_TASK DIRECTIONS_
Write out each line of the material again, word for word.

[Dataset records]
============================================================

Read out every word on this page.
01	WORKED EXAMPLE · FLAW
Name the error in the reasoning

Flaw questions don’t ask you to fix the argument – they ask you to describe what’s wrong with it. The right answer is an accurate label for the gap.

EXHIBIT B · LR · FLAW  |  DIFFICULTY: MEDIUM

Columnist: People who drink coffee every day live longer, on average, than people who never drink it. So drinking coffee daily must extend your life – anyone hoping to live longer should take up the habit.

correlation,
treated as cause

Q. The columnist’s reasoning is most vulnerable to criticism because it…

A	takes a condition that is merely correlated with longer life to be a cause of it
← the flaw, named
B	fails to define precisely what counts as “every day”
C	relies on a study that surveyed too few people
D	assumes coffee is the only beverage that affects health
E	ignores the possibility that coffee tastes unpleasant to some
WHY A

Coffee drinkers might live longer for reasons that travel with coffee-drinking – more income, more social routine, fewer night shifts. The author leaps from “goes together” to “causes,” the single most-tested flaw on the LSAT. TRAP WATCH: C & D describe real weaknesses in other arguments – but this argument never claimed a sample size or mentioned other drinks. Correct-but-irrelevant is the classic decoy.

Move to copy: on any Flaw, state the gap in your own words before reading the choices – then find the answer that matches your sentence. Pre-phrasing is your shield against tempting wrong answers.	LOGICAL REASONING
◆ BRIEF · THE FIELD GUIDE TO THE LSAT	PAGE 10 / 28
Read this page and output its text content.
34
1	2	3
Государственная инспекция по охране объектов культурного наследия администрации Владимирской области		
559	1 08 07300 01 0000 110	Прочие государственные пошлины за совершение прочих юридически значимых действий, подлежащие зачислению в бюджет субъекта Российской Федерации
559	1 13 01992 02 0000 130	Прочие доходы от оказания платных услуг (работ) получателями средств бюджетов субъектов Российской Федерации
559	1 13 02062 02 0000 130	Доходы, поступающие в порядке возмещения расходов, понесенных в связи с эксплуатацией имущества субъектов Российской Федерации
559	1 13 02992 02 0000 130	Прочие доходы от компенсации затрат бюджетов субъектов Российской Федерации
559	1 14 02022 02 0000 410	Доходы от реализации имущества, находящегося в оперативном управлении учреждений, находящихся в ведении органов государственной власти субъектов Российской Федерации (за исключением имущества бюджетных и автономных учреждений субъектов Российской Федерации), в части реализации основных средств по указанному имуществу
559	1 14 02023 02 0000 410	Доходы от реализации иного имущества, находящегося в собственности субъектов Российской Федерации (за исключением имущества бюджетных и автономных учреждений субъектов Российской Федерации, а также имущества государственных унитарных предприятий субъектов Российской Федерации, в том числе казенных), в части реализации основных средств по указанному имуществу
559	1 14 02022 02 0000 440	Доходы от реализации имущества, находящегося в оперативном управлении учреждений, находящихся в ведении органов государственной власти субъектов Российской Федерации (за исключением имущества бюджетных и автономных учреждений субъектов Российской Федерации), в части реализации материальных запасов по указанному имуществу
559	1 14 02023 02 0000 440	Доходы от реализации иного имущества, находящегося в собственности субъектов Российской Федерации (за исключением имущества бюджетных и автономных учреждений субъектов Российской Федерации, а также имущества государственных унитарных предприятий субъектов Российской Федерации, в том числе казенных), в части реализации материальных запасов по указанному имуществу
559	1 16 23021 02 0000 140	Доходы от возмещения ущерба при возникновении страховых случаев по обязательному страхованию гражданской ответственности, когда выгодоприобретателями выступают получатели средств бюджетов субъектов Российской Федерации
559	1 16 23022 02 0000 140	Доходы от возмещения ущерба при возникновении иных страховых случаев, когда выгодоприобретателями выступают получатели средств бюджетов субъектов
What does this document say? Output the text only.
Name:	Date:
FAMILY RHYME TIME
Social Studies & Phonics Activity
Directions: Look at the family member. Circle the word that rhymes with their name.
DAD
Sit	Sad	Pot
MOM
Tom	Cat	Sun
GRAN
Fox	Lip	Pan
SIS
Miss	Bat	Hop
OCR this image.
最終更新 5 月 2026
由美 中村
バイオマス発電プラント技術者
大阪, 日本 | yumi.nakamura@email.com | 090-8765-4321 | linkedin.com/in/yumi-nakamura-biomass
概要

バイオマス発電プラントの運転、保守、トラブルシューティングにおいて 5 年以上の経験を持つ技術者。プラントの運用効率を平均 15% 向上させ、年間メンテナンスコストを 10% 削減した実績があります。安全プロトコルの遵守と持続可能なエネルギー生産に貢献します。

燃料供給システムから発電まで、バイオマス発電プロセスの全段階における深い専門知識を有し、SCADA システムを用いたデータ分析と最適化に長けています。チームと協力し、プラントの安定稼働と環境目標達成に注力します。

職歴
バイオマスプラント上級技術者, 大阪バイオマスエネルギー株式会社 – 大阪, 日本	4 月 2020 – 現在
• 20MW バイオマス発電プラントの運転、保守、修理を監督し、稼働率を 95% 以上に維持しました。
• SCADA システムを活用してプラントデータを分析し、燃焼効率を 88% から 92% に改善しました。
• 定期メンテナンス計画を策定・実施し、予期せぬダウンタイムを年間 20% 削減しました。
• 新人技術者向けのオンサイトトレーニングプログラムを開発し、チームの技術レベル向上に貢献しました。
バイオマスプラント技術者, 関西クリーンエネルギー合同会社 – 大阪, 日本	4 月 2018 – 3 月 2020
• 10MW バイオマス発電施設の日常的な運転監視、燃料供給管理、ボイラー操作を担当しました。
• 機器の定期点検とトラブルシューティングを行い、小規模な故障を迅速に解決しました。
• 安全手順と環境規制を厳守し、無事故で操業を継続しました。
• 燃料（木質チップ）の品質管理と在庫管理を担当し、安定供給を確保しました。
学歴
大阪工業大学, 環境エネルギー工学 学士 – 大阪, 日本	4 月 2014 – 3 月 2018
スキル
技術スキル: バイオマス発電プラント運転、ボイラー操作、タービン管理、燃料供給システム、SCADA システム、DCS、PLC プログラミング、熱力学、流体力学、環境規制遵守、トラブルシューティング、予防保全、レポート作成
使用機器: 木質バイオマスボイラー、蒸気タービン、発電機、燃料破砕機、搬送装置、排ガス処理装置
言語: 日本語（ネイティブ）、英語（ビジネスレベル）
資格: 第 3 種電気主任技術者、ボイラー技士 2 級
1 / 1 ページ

============================================================

_SOLUTION FOR THIS PROBLEM_
Read out every word on this page.
01	WORKED EXAMPLE · FLAW
Name the error in the reasoning

Flaw questions don’t ask you to fix the argument – they ask you to describe what’s wrong with it. The right answer is an accurate label for the gap.

EXHIBIT B · LR · FLAW  |  DIFFICULTY: MEDIUM

Columnist: People who drink coffee every day live longer, on average, than people who never drink it. So drinking coffee daily must extend your life – anyone hoping to live longer should take up the habit.

correlation,
treated as cause

Q. The columnist’s reasoning is most vulnerable to criticism because it…

A	takes a condition that is merely correlated with longer life to be a cause of it
← the flaw, named
B	fails to define precisely what counts as “every day”
C	relies on a study that surveyed too few people
D	assumes coffee is the only beverage that affects health
E	ignores the possibility that coffee tastes unpleasant to some
WHY A

Coffee drinkers might live longer for reasons that travel with coffee-drinking – more income, more social routine, fewer night shifts. The author leaps from “goes together” to “causes,” the single most-tested flaw on the LSAT. TRAP WATCH: C & D describe real weaknesses in other arguments – but this argument never claimed a sample size or mentioned other drinks. Correct-but-irrelevant is the classic decoy.

Move to copy: on any Flaw, state the gap in your own words before reading the choices – then find the answer that matches your sentence. Pre-phrasing is your shield against tempting wrong answers.	LOGICAL REASONING
◆ BRIEF · THE FIELD GUIDE TO THE LSAT	PAGE 10 / 28
Read this page and output its text content.
34
1	2	3
Государственная инспекция по охране объектов культурного наследия администрации Владимирской области		
559	1 08 07300 01 0000 110	Прочие государственные пошлины за совершение прочих юридически значимых действий, подлежащие зачислению в бюджет субъекта Российской Федерации
559	1 13 01992 02 0000 130	Прочие доходы от оказания платных услуг (работ) получателями средств бюджетов субъектов Российской Федерации
559	1 13 02062 02 0000 130	Доходы, поступающие в порядке возмещения расходов, понесенных в связи с эксплуатацией имущества субъектов Российской Федерации
559	1 13 02992 02 0000 130	Прочие доходы от компенсации затрат бюджетов субъектов Российской Федерации
559	1 14 02022 02 0000 410	Доходы от реализации имущества, находящегося в оперативном управлении учреждений, находящихся в ведении органов государственной власти субъектов Российской Федерации (за исключением имущества бюджетных и автономных учреждений субъектов Российской Федерации), в части реализации основных средств по указанному имуществу
559	1 14 02023 02 0000 410	Доходы от реализации иного имущества, находящегося в собственности субъектов Российской Федерации (за исключением имущества бюджетных и автономных учреждений субъектов Российской Федерации, а также имущества государственных унитарных предприятий субъектов Российской Федерации, в том числе казенных), в части реализации основных средств по указанному имуществу
559	1 14 02022 02 0000 440	Доходы от реализации имущества, находящегося в оперативном управлении учреждений, находящихся в ведении органов государственной власти субъектов Российской Федерации (за исключением имущества бюджетных и автономных учреждений субъектов Российской Федерации), в части реализации материальных запасов по указанному имуществу
559	1 14 02023 02 0000 440	Доходы от реализации иного имущества, находящегося в собственности субъектов Российской Федерации (за исключением имущества бюджетных и автономных учреждений субъектов Российской Федерации, а также имущества государственных унитарных предприятий субъектов Российской Федерации, в том числе казенных), в части реализации материальных запасов по указанному имуществу
559	1 16 23021 02 0000 140	Доходы от возмещения ущерба при возникновении страховых случаев по обязательному страхованию гражданской ответственности, когда выгодоприобретателями выступают получатели средств бюджетов субъектов Российской Федерации
559	1 16 23022 02 0000 140	Доходы от возмещения ущерба при возникновении иных страховых случаев, когда выгодоприобретателями выступают получатели средств бюджетов субъектов
What does this document say? Output the text only.
Name:	Date:
FAMILY RHYME TIME
Social Studies & Phonics Activity
Directions: Look at the family member. Circle the word that rhymes with their name.
DAD
Sit	Sad	Pot
MOM
Tom	Cat	Sun
GRAN
Fox	Lip	Pan
SIS
Miss	Bat	Hop
OCR this image.
最終更新 5 月 2026
由美 中村
バイオマス発電プラント技術者
大阪, 日本 | yumi.nakamura@email.com | 090-8765-4321 | linkedin.com/in/yumi-nakamura-biomass
概要

バイオマス発電プラントの運転、保守、トラブルシューティングにおいて 5 年以上の経験を持つ技術者。プラントの運用効率を平均 15% 向上させ、年間メンテナンスコストを 10% 削減した実績があります。安全プロトコルの遵守と持続可能なエネルギー生産に貢献します。

燃料供給システムから発電まで、バイオマス発電プロセスの全段階における深い専門知識を有し、SCADA システムを用いたデータ分析と最適化に長けています。チームと協力し、プラントの安定稼働と環境目標達成に注力します。

職歴
バイオマスプラント上級技術者, 大阪バイオマスエネルギー株式会社 – 大阪, 日本	4 月 2020 – 現在
• 20MW バイオマス発電プラントの運転、保守、修理を監督し、稼働率を 95% 以上に維持しました。
• SCADA システムを活用してプラントデータを分析し、燃焼効率を 88% から 92% に改善しました。
• 定期メンテナンス計画を策定・実施し、予期せぬダウンタイムを年間 20% 削減しました。
• 新人技術者向けのオンサイトトレーニングプログラムを開発し、チームの技術レベル向上に貢献しました。
バイオマスプラント技術者, 関西クリーンエネルギー合同会社 – 大阪, 日本	4 月 2018 – 3 月 2020
• 10MW バイオマス発電施設の日常的な運転監視、燃料供給管理、ボイラー操作を担当しました。
• 機器の定期点検とトラブルシューティングを行い、小規模な故障を迅速に解決しました。
• 安全手順と環境規制を厳守し、無事故で操業を継続しました。
• 燃料（木質チップ）の品質管理と在庫管理を担当し、安定供給を確保しました。
学歴
大阪工業大学, 環境エネルギー工学 学士 – 大阪, 日本	4 月 2014 – 3 月 2018
スキル
技術スキル: バイオマス発電プラント運転、ボイラー操作、タービン管理、燃料供給システム、SCADA システム、DCS、PLC プログラミング、熱力学、流体力学、環境規制遵守、トラブルシューティング、予防保全、レポート作成
使用機器: 木質バイオマスボイラー、蒸気タービン、発電機、燃料破砕機、搬送装置、排ガス処理装置
言語: 日本語（ネイティブ）、英語（ビジネスレベル）
資格: 第 3 種電気主任技術者、ボイラー技士 2 級
1 / 1 ページ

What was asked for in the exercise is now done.